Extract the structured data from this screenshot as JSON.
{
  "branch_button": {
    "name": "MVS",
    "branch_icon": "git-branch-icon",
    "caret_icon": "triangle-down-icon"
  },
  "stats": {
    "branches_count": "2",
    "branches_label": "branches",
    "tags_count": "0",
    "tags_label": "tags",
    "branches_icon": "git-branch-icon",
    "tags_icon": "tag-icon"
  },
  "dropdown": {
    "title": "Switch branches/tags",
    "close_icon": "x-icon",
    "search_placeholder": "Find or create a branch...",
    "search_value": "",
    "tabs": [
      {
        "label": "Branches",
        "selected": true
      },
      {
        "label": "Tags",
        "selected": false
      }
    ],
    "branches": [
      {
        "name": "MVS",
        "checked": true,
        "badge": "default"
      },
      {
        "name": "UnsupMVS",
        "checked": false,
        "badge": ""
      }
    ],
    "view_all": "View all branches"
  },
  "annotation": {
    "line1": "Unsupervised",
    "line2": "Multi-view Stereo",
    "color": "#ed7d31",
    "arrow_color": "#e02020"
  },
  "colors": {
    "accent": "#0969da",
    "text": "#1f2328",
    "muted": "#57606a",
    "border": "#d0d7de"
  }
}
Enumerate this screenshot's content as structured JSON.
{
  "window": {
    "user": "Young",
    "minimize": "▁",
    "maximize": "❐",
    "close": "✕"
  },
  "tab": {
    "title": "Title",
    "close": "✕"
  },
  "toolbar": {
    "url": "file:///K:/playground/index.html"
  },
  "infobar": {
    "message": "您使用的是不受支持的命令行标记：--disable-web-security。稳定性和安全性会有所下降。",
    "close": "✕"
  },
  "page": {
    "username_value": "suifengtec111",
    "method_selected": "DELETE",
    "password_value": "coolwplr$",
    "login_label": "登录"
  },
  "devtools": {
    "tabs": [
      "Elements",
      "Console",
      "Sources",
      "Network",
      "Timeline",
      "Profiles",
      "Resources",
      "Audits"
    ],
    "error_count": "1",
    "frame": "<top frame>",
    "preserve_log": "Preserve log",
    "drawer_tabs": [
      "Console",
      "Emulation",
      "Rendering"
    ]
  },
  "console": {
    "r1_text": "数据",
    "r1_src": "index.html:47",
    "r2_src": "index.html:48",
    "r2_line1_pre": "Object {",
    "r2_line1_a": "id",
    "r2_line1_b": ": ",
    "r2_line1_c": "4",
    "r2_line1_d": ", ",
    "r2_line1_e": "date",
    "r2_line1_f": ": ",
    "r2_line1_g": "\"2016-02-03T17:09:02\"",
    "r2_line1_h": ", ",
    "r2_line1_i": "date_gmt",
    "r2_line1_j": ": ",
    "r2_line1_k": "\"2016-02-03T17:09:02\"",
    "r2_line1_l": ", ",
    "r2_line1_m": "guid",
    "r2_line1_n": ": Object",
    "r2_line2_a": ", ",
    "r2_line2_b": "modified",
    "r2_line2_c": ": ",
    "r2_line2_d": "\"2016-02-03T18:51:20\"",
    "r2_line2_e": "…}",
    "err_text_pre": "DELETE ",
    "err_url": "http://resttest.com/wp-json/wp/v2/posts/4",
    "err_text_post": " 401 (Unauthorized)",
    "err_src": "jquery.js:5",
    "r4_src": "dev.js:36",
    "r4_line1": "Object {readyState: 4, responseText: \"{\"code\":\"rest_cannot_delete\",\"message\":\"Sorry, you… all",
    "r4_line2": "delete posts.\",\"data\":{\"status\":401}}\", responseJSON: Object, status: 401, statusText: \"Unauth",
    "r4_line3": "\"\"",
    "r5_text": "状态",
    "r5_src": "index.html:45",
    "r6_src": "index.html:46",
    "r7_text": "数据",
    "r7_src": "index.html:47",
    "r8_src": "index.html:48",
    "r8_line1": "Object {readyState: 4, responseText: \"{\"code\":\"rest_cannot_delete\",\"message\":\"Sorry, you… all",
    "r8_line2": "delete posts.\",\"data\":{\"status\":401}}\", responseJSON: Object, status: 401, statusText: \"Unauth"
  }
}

───

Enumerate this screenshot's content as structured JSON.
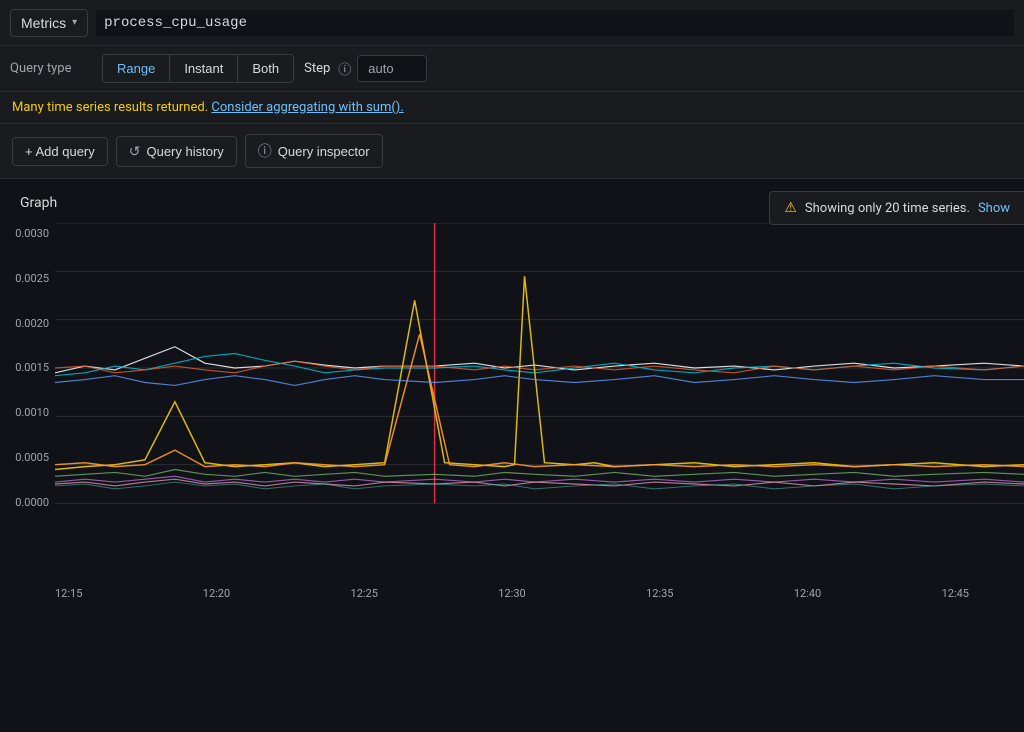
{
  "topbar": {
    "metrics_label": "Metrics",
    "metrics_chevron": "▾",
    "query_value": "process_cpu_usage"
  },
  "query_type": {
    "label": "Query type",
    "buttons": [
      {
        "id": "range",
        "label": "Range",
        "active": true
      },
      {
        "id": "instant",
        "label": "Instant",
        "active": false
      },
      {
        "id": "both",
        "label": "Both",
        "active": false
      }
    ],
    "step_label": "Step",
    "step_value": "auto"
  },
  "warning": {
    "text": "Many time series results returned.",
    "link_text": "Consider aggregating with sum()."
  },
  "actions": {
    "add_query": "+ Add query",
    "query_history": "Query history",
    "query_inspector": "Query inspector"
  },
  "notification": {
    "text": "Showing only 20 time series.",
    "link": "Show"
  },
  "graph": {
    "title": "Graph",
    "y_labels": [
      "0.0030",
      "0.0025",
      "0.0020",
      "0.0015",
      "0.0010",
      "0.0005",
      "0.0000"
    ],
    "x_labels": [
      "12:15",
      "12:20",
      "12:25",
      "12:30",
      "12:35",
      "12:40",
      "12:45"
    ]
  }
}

───

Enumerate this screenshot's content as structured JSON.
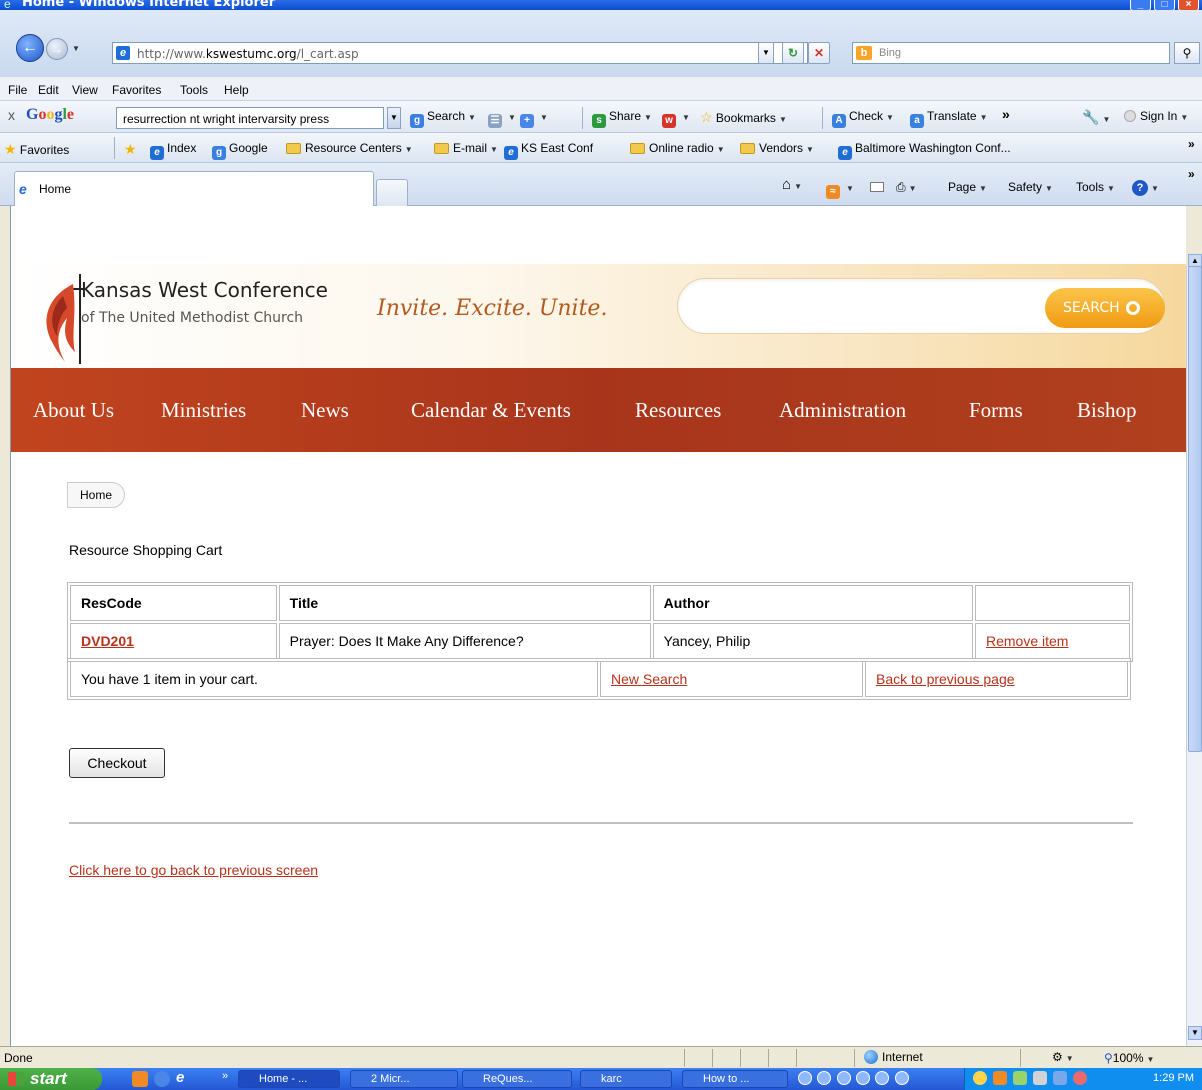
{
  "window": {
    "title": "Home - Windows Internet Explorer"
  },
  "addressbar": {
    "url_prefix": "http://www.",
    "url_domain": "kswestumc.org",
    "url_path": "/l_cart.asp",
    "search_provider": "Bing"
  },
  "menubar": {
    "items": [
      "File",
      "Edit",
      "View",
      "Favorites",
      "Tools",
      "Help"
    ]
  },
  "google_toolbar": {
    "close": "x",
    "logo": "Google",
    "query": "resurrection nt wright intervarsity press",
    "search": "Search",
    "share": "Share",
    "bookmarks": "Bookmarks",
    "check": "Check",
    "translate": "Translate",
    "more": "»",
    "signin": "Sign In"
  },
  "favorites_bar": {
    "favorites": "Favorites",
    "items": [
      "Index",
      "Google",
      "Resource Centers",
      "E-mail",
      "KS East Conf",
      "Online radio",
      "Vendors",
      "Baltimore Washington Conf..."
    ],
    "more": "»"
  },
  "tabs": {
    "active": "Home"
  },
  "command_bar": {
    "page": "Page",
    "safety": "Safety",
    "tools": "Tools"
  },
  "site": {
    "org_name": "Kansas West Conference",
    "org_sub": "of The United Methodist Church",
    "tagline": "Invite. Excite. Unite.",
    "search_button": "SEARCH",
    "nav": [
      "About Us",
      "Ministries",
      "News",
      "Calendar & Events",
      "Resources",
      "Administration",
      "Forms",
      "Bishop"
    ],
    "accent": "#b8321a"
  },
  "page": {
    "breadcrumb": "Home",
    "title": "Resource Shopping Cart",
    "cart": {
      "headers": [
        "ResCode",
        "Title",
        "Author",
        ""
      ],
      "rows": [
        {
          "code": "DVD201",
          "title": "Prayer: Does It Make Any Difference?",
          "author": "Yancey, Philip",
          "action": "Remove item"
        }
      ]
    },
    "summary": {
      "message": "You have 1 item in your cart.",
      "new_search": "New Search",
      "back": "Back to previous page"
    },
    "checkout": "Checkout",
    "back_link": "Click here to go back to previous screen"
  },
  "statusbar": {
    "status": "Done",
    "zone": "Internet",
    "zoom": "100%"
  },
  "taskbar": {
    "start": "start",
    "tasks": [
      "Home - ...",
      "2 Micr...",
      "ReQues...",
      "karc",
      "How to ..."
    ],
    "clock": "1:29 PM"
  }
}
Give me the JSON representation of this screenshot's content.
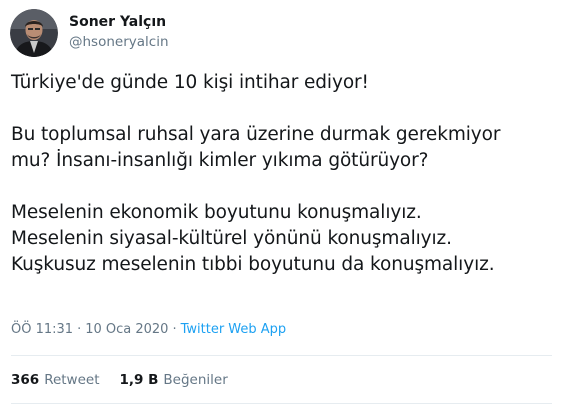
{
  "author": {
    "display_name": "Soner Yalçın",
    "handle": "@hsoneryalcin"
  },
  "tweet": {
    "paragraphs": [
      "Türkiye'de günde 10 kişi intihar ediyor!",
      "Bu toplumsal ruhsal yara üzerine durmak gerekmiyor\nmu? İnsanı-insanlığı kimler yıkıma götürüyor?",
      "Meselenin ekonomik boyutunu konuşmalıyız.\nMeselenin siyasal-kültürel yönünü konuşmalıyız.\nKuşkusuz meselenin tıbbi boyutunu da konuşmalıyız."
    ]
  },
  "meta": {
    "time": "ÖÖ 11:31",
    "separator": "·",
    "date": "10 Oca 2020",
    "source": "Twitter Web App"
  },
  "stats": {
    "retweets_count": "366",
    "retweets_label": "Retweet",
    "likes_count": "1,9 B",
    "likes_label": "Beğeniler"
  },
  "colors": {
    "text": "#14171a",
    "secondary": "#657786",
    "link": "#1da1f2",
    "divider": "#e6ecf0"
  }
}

───

Copy out all lines from the material above that contain the string "Sorry".

Exercise output -
    "r4_line1": "Object {readyState: 4, responseText: \"{\"code\":\"rest_cannot_delete\",\"message\":\"Sorry, you… all",
    "r8_line1": "Object {readyState: 4, responseText: \"{\"code\":\"rest_cannot_delete\",\"message\":\"Sorry, you… all",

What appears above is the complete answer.